# GOAL OF THE EXERCISE:
Please print the full listing exactly.

# GIVEN INFORMATION:

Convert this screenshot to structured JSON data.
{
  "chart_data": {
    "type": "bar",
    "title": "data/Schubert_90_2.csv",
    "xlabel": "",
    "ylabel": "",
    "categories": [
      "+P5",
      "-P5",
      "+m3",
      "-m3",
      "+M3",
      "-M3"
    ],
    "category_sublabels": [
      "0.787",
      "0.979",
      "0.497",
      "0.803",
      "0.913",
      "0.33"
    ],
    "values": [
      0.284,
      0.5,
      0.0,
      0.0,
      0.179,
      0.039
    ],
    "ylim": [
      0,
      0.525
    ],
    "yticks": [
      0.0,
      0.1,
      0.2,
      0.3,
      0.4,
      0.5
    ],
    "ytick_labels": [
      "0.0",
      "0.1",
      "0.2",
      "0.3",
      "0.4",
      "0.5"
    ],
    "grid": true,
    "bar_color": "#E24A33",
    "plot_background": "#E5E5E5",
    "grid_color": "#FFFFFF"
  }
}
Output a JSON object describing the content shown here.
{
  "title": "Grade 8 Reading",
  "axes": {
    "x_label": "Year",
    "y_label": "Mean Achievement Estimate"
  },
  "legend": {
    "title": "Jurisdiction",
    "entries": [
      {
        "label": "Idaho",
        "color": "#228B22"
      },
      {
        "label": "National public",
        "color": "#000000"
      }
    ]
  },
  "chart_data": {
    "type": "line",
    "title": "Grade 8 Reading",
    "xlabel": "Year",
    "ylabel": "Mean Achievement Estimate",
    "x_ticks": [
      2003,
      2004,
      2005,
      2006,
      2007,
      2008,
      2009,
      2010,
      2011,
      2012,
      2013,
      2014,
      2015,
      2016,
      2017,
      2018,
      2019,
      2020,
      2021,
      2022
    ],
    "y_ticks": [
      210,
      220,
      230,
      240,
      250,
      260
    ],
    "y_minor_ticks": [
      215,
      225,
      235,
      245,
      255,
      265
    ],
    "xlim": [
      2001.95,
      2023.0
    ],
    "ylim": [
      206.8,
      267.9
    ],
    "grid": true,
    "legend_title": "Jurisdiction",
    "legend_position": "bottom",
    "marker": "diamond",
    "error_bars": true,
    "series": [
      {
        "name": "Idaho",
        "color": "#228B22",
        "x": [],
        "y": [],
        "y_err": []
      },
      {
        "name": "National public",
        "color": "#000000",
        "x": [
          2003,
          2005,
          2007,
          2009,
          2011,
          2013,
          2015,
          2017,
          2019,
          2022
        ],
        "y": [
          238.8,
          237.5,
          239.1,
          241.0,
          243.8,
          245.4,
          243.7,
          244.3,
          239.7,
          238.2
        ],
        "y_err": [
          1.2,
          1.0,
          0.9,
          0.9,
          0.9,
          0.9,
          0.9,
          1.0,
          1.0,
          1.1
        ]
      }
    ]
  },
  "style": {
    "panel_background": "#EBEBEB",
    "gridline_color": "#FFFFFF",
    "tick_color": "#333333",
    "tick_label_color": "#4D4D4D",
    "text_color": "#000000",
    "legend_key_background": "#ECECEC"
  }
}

# FINAL RESULT:
Convert this screenshot to structured JSON data.
{
  "chart_data": {
    "type": "bar",
    "title": "data/Schubert_90_2.csv",
    "xlabel": "",
    "ylabel": "",
    "categories": [
      "+P5",
      "-P5",
      "+m3",
      "-m3",
      "+M3",
      "-M3"
    ],
    "category_sublabels": [
      "0.787",
      "0.979",
      "0.497",
      "0.803",
      "0.913",
      "0.33"
    ],
    "values": [
      0.284,
      0.5,
      0.0,
      0.0,
      0.179,
      0.039
    ],
    "ylim": [
      0,
      0.525
    ],
    "yticks": [
      0.0,
      0.1,
      0.2,
      0.3,
      0.4,
      0.5
    ],
    "ytick_labels": [
      "0.0",
      "0.1",
      "0.2",
      "0.3",
      "0.4",
      "0.5"
    ],
    "grid": true,
    "bar_color": "#E24A33",
    "plot_background": "#E5E5E5",
    "grid_color": "#FFFFFF"
  }
}
Output a JSON object describing the content shown here.
{
  "title": "Grade 8 Reading",
  "axes": {
    "x_label": "Year",
    "y_label": "Mean Achievement Estimate"
  },
  "legend": {
    "title": "Jurisdiction",
    "entries": [
      {
        "label": "Idaho",
        "color": "#228B22"
      },
      {
        "label": "National public",
        "color": "#000000"
      }
    ]
  },
  "chart_data": {
    "type": "line",
    "title": "Grade 8 Reading",
    "xlabel": "Year",
    "ylabel": "Mean Achievement Estimate",
    "x_ticks": [
      2003,
      2004,
      2005,
      2006,
      2007,
      2008,
      2009,
      2010,
      2011,
      2012,
      2013,
      2014,
      2015,
      2016,
      2017,
      2018,
      2019,
      2020,
      2021,
      2022
    ],
    "y_ticks": [
      210,
      220,
      230,
      240,
      250,
      260
    ],
    "y_minor_ticks": [
      215,
      225,
      235,
      245,
      255,
      265
    ],
    "xlim": [
      2001.95,
      2023.0
    ],
    "ylim": [
      206.8,
      267.9
    ],
    "grid": true,
    "legend_title": "Jurisdiction",
    "legend_position": "bottom",
    "marker": "diamond",
    "error_bars": true,
    "series": [
      {
        "name": "Idaho",
        "color": "#228B22",
        "x": [],
        "y": [],
        "y_err": []
      },
      {
        "name": "National public",
        "color": "#000000",
        "x": [
          2003,
          2005,
          2007,
          2009,
          2011,
          2013,
          2015,
          2017,
          2019,
          2022
        ],
        "y": [
          238.8,
          237.5,
          239.1,
          241.0,
          243.8,
          245.4,
          243.7,
          244.3,
          239.7,
          238.2
        ],
        "y_err": [
          1.2,
          1.0,
          0.9,
          0.9,
          0.9,
          0.9,
          0.9,
          1.0,
          1.0,
          1.1
        ]
      }
    ]
  },
  "style": {
    "panel_background": "#EBEBEB",
    "gridline_color": "#FFFFFF",
    "tick_color": "#333333",
    "tick_label_color": "#4D4D4D",
    "text_color": "#000000",
    "legend_key_background": "#ECECEC"
  }
}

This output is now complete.